* [DO THIS]: Give back the entire listing verbatim.

* [MATERIAL PROVIDED]:
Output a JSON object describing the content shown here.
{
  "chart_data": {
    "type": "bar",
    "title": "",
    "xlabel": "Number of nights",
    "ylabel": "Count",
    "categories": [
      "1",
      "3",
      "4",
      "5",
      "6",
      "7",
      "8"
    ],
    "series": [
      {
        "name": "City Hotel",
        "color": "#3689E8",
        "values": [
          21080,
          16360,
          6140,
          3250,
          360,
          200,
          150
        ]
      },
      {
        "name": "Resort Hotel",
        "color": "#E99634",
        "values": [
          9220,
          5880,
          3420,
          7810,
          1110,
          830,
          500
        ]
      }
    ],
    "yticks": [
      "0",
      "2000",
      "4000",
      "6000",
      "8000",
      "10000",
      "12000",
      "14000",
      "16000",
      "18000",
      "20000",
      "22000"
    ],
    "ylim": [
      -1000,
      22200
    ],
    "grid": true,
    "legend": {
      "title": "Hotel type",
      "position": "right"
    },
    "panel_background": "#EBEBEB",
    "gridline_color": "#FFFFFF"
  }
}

* [THE RESPONSE]:
Output a JSON object describing the content shown here.
{
  "chart_data": {
    "type": "bar",
    "title": "",
    "xlabel": "Number of nights",
    "ylabel": "Count",
    "categories": [
      "1",
      "3",
      "4",
      "5",
      "6",
      "7",
      "8"
    ],
    "series": [
      {
        "name": "City Hotel",
        "color": "#3689E8",
        "values": [
          21080,
          16360,
          6140,
          3250,
          360,
          200,
          150
        ]
      },
      {
        "name": "Resort Hotel",
        "color": "#E99634",
        "values": [
          9220,
          5880,
          3420,
          7810,
          1110,
          830,
          500
        ]
      }
    ],
    "yticks": [
      "0",
      "2000",
      "4000",
      "6000",
      "8000",
      "10000",
      "12000",
      "14000",
      "16000",
      "18000",
      "20000",
      "22000"
    ],
    "ylim": [
      -1000,
      22200
    ],
    "grid": true,
    "legend": {
      "title": "Hotel type",
      "position": "right"
    },
    "panel_background": "#EBEBEB",
    "gridline_color": "#FFFFFF"
  }
}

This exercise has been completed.